Passage to read:

    Screen Shot 2013-12-10 at 10.18.31 AM

    As always, we like to see the tokens in action, and so I offer a sample text that is high in this variable. The text is, The Epiphanie of the Church (1590), and can be consulted below.

    A00748_1590_Theepiphanieofthechu.txt

  • Visualizing English Print, 1530 -1800: The Corpus, Tag Sets, and Topics

    Screen Shot 2013-11-27 at 4.28.21 PM
    Visualization of the corpus using a topic model. A prototype of this corpus exploration and visualization tool, Serendip, was in use this fall at the Folger Shakespeare Library. It was designed by Eric Alexander.

    Here begins a series of posts on a larger dataset we have been studying at Wisconsin under the auspices of “Visualizing English Print, 1530-1800,” a Mellon funded research project that brings together computer scientists and literary scholars from several institutions — UW, Madison, Strathclyde University (U.K.), and the Folger Shakespeare Library. A profile of the project members appears here.

Exercise brief: Return, word for word, the part of the excerpt on Visualizing English Print from "A00748_1590_Theepiphanieofthechu.txt" up to and including "project members appears here.".

Source data:
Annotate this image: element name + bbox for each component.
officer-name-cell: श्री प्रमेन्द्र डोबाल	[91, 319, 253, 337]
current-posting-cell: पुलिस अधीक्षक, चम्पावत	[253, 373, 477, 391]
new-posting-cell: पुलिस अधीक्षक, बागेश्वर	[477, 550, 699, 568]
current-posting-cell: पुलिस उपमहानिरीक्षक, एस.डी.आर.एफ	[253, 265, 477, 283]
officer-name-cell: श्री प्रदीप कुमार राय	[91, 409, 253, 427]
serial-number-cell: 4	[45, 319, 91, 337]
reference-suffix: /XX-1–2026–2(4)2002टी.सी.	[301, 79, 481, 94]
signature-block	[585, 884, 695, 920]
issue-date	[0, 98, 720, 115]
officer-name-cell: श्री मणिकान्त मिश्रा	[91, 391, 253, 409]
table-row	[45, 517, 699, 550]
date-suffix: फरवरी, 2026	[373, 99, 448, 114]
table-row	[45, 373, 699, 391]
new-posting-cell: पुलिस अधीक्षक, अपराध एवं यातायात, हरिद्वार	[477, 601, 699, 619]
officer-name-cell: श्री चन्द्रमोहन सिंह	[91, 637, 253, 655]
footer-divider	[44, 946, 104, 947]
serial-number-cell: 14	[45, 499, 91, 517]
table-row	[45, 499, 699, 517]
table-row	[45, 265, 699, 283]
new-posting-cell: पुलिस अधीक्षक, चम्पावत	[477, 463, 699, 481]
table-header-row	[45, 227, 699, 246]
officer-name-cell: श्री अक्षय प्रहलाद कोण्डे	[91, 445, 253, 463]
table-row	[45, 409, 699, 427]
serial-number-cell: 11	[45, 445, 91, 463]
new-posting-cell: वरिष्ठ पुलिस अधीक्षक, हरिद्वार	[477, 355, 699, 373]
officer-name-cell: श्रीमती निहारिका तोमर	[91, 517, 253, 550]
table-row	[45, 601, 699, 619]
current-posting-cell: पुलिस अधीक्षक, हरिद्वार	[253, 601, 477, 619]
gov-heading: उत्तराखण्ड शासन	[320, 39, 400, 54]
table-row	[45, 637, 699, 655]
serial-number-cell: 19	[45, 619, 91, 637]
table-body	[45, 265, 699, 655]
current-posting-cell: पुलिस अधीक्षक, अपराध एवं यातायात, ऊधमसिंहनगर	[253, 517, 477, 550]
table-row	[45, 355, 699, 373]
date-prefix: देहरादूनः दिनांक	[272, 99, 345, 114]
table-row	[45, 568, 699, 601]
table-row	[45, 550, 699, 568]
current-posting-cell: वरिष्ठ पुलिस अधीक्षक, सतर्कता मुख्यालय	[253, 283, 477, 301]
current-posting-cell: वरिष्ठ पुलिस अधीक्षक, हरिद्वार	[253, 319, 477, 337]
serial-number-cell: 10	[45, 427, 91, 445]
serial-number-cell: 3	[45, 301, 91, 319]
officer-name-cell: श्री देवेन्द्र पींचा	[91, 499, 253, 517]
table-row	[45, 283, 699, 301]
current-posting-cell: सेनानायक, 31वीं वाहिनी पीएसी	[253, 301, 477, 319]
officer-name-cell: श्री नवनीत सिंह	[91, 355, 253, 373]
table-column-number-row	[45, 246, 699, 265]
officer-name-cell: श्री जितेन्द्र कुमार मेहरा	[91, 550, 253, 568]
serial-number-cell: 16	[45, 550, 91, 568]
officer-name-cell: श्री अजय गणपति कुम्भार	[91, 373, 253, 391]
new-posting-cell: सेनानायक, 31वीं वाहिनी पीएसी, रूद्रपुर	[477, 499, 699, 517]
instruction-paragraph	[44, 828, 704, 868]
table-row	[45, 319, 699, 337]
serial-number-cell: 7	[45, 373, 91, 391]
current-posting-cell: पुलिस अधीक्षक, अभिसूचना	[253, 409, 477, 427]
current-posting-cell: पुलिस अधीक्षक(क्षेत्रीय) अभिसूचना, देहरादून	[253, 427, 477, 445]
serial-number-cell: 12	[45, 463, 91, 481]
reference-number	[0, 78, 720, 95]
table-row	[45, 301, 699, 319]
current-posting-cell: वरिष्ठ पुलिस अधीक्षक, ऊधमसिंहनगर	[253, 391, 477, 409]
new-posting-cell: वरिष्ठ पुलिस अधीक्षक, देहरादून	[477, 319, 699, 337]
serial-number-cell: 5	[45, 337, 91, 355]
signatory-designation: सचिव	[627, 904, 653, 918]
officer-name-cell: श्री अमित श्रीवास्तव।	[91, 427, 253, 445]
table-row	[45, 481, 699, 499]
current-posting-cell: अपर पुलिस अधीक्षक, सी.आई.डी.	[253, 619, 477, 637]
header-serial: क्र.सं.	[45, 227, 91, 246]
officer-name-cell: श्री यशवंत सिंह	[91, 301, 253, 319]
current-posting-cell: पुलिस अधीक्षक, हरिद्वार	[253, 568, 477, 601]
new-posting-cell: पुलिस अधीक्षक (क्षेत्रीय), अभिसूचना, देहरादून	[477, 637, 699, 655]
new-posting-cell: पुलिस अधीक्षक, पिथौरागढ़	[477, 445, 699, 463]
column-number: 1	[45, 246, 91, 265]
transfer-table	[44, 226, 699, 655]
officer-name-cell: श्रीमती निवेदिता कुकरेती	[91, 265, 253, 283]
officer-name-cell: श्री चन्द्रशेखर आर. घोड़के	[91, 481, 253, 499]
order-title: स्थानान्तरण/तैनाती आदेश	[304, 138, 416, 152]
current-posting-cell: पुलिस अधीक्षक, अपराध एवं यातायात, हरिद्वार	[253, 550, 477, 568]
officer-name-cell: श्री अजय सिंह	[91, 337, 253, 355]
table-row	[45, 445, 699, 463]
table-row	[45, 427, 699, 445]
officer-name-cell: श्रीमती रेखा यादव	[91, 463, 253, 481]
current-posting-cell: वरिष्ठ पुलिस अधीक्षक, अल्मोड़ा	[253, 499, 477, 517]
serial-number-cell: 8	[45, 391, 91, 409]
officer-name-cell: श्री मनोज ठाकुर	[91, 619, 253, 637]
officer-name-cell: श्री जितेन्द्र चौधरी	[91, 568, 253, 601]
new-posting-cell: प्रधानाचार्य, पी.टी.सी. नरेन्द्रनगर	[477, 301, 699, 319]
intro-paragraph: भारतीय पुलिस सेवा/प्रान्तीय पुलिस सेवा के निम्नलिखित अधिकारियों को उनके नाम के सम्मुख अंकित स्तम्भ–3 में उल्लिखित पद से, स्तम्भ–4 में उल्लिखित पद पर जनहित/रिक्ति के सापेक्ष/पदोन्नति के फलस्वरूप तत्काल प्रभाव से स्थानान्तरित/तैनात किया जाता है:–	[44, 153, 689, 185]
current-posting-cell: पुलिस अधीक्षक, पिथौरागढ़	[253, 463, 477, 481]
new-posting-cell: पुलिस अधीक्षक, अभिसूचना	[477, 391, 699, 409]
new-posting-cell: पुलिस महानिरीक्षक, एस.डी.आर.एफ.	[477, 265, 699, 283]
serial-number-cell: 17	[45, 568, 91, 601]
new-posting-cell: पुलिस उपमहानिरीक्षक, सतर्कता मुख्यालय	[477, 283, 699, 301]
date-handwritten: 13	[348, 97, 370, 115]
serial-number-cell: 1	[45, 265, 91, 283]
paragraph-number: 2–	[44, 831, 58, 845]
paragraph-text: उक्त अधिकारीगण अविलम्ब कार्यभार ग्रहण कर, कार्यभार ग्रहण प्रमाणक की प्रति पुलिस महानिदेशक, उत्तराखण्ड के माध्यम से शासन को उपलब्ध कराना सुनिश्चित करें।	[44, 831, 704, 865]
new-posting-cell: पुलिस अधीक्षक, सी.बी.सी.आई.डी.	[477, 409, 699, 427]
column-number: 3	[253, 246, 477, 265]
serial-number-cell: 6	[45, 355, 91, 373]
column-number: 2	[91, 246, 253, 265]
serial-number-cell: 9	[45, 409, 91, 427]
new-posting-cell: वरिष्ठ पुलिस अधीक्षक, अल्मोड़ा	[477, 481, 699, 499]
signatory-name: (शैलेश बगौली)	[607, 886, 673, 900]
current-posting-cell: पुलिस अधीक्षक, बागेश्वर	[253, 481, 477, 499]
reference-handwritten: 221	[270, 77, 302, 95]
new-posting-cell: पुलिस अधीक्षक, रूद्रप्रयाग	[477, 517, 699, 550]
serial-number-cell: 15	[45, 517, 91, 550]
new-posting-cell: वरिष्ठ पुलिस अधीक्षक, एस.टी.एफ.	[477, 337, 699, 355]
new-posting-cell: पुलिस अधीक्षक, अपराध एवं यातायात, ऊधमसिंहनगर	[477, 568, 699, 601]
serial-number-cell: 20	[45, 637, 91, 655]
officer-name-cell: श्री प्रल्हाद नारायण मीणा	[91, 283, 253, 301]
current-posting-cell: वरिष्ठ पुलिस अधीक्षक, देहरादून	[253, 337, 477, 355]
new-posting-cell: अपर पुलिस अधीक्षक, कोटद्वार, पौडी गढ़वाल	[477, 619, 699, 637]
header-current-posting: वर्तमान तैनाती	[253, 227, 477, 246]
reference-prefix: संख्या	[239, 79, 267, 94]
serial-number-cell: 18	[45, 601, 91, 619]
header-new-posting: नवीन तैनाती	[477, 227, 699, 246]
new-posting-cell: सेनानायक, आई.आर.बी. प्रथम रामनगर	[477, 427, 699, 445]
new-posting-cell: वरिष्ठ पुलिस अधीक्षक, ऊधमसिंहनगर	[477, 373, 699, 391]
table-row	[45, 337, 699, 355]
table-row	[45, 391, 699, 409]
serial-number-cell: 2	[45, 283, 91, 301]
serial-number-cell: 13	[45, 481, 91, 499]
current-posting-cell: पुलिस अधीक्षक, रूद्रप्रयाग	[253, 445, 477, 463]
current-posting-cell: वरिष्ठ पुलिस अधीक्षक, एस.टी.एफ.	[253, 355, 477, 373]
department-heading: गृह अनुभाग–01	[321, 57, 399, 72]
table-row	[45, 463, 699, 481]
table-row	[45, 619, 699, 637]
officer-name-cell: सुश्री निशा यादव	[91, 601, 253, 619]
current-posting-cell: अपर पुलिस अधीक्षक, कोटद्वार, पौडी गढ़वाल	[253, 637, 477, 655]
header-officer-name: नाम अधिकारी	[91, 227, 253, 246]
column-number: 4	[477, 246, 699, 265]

Task solution:
A00748_1590_Theepiphanieofthechu.txt

  • Visualizing English Print, 1530 -1800: The Corpus, Tag Sets, and Topics

    Screen Shot 2013-11-27 at 4.28.21 PM
    Visualization of the corpus using a topic model. A prototype of this corpus exploration and visualization tool, Serendip, was in use this fall at the Folger Shakespeare Library. It was designed by Eric Alexander.

    Here begins a series of posts on a larger dataset we have been studying at Wisconsin under the auspices of “Visualizing English Print, 1530-1800,” a Mellon funded research project that brings together computer scientists and literary scholars from several institutions — UW, Madison, Strathclyde University (U.K.), and the Folger Shakespeare Library. A profile of the project members appears here.